+++ RECORDS FOR THIS TASK +++
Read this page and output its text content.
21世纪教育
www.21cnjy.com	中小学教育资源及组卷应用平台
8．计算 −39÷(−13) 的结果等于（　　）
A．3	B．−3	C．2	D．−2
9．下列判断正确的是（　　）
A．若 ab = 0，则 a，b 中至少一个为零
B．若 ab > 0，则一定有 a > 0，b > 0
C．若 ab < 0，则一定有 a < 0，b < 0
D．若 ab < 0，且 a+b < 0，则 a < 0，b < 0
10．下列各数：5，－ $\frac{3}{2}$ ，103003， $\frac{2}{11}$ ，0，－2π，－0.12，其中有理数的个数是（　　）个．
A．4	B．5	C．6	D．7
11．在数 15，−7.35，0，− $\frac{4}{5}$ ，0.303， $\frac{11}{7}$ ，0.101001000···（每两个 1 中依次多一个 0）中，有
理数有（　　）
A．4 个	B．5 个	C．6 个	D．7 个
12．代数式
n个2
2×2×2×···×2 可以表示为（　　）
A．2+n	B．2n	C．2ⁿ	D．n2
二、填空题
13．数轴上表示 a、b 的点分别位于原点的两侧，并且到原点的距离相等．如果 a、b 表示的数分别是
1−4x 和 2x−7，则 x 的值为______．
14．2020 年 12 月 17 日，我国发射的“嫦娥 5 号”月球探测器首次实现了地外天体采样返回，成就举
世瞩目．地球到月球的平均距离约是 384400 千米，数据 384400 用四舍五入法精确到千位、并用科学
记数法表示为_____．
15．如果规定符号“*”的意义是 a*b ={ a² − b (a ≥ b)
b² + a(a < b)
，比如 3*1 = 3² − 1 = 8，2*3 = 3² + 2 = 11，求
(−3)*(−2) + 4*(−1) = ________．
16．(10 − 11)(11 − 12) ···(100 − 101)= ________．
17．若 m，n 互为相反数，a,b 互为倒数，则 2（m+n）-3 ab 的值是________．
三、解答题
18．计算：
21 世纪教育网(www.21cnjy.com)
+++
• _THE REQUEST_
Point out every line holding the string "frac" and copy it.

• _WRITTEN RESPONSE_
10．下列各数：5，－ $\frac{3}{2}$ ，103003， $\frac{2}{11}$ ，0，－2π，－0.12，其中有理数的个数是（　　）个．
11．在数 15，−7.35，0，− $\frac{4}{5}$ ，0.303， $\frac{11}{7}$ ，0.101001000···（每两个 1 中依次多一个 0）中，有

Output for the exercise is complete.